> _Requirements_
Determine which lines of the records include the word "JSON", and copy them.

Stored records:
★ ★ ★ ★

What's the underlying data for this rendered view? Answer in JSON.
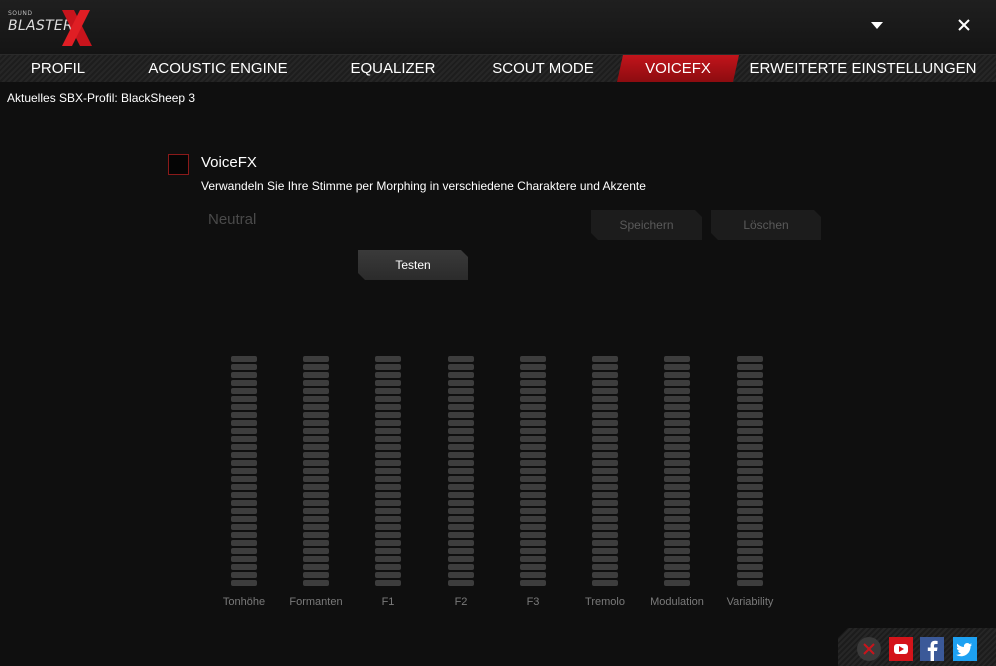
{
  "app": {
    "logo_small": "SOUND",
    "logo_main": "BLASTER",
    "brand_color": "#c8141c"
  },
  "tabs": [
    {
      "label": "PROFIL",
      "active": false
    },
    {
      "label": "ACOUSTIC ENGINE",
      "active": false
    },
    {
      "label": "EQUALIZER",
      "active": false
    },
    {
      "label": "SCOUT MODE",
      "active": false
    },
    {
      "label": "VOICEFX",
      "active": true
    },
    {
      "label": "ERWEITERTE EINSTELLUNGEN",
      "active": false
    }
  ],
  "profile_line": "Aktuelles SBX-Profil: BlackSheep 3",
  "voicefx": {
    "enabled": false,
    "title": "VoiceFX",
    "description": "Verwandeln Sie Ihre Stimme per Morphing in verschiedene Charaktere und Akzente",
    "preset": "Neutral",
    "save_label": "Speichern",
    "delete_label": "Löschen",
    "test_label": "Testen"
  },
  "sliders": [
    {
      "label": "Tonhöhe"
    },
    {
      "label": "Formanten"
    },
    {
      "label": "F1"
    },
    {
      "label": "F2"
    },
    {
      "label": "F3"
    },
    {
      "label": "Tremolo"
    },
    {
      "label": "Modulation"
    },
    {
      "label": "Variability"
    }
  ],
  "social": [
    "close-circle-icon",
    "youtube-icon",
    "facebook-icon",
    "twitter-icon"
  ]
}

★ ★ ★ ★

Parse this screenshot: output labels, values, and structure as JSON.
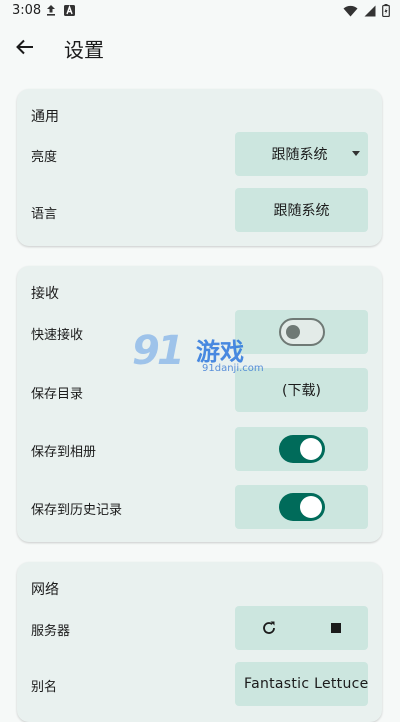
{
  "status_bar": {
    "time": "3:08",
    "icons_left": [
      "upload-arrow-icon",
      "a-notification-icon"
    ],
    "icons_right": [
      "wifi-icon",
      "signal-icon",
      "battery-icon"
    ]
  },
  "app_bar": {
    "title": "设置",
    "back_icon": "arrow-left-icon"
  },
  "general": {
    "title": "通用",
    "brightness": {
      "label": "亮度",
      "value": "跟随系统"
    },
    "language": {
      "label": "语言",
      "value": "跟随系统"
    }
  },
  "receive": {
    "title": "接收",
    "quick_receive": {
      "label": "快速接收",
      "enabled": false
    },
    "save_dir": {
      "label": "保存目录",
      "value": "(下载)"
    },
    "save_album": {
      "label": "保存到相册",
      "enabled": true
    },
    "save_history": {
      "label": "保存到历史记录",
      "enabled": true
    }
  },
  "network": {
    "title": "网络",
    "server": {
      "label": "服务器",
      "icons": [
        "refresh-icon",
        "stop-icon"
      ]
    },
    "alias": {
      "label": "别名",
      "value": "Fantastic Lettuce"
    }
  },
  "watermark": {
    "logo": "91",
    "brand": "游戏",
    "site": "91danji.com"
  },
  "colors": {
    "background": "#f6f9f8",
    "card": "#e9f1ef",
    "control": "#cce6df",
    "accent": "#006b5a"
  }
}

★ ★ ★ ★

> _Worked solution_
What's the underlying data for this rendered view? Answer in JSON.
Parse this screenshot: output labels, values, and structure as JSON.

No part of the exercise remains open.